--- START OF Page text ---

Saturday 27th February 2010, 7.30pm, Starbucks, Bukit Bintang - Kuala Lumpur
I was right. It's not a frequent occurrence but it does happen occasionally, I was right - I just needed someone to talk to. "Someone" came in the warm faced, joke cracking, intrepid adventurer form of Will, my Kuala Lumpur cohort. At breakfast in the hostel on Friday morning I was feeling mildly less angst ridden already, daylight and sunshine seem to blind eyes with which we saw night terrors so clearly only a few hours previous. Over toast and coffee I idly chatted away with some girls from the Phillipines who have been here for a few days, and asked them for their opinions as to what I should occupy myself with here.
Ear-wigging our conversation was Will, a native Bristolian who emigrated to Australia 3 years ago and is now a fully fledged Melbourne resident. He plonked himself down next to me and exclaimed, 'I just got here today, I'm on my own too. So Will and Grace, what are we gonna do?!'. The perfect mixture of West Country charm and Antipodean brashness, this one's a keeper I thought. This thought was confirmed only seconds later when he said, 'Let's not rush ourselves though. There's time for more coffee, a gossip and a fag on the roof, yeah?'. Someone saw me wide awake and panicked this morning, and someone sent me Will. Piecing together our limited knowledge of Kuala Lumpur we headed out on foot to explore this towering city of glass and steel, of skyscrapers and commerce - it's a high definition city on a cinema scope plasma screen.

--- END OF Page text ---

Directions >>
Write out the passage of the Kuala Lumpur travel diary starting with "Saturday 27th February" and going on through "myself with here.", word for word.

--- START OF Listed records ---

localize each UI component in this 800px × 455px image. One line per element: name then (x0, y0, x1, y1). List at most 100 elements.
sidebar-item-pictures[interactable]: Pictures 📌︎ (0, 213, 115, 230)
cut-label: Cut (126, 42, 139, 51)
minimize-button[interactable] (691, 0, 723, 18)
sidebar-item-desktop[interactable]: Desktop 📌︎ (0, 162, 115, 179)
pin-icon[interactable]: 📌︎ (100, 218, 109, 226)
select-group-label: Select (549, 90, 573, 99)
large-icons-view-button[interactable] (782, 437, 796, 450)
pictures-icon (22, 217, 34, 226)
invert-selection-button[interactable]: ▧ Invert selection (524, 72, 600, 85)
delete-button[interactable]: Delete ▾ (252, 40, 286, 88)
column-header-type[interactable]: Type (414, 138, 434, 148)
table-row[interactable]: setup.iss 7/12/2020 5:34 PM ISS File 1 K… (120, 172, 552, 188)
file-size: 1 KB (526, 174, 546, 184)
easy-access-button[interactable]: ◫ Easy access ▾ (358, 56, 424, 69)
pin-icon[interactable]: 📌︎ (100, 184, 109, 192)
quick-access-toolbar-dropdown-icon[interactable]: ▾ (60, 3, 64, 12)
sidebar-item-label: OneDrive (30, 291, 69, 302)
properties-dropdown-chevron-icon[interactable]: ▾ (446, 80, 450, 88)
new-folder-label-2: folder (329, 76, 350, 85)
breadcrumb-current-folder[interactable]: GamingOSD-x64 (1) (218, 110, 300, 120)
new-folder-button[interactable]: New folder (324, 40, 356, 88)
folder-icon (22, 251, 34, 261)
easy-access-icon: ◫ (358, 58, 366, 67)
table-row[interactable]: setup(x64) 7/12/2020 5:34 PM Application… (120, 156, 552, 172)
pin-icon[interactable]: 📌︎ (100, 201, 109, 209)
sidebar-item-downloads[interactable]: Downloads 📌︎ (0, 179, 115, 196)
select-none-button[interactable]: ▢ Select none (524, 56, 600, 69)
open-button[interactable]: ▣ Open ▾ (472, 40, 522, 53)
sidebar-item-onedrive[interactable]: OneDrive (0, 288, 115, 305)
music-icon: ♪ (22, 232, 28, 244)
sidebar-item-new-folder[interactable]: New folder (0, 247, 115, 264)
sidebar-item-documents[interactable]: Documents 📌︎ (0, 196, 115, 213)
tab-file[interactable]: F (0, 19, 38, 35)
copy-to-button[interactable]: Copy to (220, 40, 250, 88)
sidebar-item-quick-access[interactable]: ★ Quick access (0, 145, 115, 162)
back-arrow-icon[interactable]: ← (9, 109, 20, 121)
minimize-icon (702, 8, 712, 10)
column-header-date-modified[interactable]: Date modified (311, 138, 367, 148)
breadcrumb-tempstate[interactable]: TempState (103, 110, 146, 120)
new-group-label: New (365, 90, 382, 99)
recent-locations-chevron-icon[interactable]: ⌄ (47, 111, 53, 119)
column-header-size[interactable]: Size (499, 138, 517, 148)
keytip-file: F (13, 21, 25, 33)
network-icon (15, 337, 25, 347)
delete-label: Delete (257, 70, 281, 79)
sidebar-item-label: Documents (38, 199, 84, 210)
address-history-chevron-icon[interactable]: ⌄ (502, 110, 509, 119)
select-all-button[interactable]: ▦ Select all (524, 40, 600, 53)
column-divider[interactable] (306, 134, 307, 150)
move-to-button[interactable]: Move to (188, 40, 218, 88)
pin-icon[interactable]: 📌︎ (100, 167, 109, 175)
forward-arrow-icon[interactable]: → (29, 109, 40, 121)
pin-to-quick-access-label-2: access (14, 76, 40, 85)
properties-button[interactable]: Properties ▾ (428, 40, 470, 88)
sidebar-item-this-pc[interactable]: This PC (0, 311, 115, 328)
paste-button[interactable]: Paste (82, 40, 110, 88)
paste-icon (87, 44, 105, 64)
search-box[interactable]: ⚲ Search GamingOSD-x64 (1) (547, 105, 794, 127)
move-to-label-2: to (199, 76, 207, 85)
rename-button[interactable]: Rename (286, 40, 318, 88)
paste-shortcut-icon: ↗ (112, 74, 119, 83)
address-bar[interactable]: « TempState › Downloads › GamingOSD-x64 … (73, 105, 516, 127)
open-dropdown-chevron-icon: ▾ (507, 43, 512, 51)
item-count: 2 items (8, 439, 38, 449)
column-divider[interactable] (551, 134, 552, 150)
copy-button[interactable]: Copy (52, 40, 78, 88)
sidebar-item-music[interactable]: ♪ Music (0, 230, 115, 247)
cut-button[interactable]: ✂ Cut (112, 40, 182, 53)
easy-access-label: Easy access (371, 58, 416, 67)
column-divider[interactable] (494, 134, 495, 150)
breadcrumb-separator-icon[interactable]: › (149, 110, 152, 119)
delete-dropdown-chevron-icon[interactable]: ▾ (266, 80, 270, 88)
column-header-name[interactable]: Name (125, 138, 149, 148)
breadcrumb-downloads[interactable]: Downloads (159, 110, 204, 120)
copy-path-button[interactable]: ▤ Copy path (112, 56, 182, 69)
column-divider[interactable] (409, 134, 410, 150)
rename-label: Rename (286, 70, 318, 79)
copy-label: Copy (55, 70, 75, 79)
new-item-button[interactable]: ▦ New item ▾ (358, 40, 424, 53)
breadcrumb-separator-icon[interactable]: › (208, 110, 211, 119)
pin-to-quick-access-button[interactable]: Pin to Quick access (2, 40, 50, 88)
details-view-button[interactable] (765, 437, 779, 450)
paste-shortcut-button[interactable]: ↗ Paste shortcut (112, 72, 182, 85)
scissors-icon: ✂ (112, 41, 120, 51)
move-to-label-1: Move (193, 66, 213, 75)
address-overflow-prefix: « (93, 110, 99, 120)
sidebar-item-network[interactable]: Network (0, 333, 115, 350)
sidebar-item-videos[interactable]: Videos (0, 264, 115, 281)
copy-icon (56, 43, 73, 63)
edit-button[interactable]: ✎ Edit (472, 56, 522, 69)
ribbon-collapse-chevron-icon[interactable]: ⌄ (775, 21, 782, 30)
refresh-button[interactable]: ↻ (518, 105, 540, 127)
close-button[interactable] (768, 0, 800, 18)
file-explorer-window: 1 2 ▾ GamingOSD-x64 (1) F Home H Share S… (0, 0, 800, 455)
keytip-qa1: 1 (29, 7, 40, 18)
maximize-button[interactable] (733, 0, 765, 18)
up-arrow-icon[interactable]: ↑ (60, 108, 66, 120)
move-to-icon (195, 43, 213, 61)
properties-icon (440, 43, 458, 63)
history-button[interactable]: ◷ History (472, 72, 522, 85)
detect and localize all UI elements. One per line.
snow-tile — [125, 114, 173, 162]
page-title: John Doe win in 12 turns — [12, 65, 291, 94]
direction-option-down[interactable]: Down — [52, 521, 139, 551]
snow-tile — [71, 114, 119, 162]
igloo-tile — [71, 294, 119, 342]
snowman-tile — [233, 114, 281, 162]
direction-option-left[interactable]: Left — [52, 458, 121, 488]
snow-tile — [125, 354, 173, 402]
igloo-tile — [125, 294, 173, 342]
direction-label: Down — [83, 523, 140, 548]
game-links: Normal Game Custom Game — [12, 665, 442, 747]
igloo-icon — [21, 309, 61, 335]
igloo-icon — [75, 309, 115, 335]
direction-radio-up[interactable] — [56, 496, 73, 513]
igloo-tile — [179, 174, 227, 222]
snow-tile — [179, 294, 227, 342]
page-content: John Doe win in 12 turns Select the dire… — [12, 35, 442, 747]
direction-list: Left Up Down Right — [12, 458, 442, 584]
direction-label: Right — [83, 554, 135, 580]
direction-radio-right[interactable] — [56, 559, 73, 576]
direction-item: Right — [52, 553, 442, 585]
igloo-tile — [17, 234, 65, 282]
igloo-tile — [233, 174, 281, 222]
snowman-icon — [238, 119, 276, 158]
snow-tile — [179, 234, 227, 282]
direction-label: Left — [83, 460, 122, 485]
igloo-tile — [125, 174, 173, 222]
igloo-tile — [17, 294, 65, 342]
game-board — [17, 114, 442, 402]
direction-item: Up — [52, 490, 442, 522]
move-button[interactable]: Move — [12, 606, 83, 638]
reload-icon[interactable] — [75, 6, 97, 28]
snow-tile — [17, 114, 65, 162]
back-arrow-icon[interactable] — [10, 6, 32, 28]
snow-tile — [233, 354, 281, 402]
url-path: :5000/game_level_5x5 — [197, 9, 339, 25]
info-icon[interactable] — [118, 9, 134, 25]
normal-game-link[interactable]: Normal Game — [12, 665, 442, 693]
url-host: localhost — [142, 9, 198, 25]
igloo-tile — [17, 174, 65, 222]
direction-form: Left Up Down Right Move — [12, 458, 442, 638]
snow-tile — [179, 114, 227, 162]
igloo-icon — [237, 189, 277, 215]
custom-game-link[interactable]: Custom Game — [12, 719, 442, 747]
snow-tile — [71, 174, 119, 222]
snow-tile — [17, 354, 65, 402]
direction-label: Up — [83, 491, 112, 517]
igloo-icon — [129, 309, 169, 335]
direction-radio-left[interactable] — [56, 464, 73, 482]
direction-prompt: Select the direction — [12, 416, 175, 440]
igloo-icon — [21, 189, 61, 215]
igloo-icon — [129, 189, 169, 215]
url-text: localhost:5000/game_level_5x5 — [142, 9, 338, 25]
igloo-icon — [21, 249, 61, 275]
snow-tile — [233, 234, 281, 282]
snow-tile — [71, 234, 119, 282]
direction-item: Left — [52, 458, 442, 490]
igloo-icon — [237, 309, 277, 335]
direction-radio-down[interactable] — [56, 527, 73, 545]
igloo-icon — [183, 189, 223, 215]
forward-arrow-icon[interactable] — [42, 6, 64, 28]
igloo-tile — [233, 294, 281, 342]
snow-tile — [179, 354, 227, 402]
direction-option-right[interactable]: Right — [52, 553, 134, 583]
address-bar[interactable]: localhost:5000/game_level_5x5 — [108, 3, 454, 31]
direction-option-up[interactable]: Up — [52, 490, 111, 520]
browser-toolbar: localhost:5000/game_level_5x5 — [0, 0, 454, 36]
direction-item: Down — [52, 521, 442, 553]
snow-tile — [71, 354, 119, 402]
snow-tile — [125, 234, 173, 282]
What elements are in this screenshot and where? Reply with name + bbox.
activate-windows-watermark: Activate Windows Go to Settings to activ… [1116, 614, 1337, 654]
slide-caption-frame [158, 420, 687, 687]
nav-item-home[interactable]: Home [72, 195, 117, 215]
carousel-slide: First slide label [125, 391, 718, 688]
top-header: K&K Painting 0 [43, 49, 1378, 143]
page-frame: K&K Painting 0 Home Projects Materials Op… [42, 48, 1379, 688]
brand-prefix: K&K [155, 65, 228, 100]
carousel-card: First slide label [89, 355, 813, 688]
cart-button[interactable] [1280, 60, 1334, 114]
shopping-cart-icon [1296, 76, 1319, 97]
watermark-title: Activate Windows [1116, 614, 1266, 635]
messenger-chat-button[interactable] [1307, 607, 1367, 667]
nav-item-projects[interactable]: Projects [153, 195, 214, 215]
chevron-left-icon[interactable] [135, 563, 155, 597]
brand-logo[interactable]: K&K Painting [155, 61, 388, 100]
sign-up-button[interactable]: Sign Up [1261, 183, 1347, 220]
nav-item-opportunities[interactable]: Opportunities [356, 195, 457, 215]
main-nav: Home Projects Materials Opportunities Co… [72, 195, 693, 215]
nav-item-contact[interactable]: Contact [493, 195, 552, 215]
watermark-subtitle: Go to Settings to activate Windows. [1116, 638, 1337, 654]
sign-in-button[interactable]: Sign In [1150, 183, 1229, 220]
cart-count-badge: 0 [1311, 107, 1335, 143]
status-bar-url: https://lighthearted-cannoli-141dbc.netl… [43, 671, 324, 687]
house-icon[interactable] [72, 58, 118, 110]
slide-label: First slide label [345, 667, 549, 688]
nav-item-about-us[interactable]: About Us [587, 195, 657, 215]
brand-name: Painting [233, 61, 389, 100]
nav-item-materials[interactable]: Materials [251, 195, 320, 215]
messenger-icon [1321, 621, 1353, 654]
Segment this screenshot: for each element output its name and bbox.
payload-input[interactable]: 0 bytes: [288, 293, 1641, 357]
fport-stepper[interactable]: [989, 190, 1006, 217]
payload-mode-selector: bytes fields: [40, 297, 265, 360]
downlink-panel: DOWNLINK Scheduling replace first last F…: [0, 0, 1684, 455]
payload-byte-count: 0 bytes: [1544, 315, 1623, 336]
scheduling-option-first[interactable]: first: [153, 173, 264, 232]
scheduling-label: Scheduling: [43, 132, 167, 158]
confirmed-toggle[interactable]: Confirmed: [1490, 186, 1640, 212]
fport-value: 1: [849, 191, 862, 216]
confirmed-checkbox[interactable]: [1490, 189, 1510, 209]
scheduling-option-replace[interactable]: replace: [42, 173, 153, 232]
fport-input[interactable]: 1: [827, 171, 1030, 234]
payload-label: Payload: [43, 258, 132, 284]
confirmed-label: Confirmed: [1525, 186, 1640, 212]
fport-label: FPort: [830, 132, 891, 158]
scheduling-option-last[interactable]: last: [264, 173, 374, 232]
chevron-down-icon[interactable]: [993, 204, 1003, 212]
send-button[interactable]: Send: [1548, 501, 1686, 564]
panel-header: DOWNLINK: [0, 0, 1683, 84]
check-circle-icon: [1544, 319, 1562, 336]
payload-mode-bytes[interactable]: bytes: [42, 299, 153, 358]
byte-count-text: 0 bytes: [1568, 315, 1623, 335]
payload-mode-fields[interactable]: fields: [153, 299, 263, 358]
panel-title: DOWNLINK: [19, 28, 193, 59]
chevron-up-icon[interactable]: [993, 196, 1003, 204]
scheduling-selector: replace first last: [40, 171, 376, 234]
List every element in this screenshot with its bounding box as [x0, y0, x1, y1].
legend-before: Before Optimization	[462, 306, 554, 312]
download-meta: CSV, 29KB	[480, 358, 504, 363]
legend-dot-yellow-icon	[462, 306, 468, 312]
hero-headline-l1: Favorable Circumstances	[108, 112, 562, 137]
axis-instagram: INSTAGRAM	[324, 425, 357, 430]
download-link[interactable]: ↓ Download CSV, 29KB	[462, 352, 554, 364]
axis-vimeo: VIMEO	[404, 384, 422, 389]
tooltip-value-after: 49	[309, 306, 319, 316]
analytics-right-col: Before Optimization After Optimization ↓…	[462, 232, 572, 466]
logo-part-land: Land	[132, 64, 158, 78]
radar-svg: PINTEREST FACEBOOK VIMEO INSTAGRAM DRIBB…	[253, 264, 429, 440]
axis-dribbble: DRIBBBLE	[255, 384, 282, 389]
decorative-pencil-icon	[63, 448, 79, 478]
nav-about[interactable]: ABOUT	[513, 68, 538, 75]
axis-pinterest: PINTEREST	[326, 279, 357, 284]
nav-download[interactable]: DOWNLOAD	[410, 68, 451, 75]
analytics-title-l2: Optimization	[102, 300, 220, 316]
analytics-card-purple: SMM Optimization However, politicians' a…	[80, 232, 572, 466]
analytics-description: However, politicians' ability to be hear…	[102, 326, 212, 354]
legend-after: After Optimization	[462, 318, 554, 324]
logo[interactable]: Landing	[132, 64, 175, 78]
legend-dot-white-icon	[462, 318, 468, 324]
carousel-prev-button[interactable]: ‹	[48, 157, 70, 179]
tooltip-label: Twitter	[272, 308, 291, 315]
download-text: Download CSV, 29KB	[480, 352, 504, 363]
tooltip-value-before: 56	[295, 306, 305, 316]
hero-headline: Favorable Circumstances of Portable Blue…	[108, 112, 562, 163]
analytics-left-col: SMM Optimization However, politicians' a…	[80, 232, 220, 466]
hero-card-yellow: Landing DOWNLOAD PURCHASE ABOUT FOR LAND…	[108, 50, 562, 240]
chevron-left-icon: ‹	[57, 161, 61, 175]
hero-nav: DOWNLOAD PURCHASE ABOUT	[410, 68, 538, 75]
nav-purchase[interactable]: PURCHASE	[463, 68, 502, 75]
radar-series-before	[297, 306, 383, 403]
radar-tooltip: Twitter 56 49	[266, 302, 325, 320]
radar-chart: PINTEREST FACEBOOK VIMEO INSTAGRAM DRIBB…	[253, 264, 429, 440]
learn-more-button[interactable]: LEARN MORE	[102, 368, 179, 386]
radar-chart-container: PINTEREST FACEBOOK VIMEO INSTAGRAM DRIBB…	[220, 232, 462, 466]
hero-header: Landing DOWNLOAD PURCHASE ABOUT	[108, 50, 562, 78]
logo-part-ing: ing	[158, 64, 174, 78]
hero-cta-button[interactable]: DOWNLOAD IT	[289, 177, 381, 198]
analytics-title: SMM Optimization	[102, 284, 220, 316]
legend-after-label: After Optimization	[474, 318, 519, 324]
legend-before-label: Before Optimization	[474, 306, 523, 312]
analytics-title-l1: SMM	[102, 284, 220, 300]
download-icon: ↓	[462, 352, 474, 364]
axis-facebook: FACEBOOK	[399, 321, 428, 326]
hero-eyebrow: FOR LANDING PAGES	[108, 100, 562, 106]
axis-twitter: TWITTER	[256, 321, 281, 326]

--- END OF Listed records ---

Response to this task >>
Saturday 27th February 2010, 7.30pm, Starbucks, Bukit Bintang - Kuala Lumpur
I was right. It's not a frequent occurrence but it does happen occasionally, I was right - I just needed someone to talk to. "Someone" came in the warm faced, joke cracking, intrepid adventurer form of Will, my Kuala Lumpur cohort. At breakfast in the hostel on Friday morning I was feeling mildly less angst ridden already, daylight and sunshine seem to blind eyes with which we saw night terrors so clearly only a few hours previous. Over toast and coffee I idly chatted away with some girls from the Phillipines who have been here for a few days, and asked them for their opinions as to what I should occupy myself with here.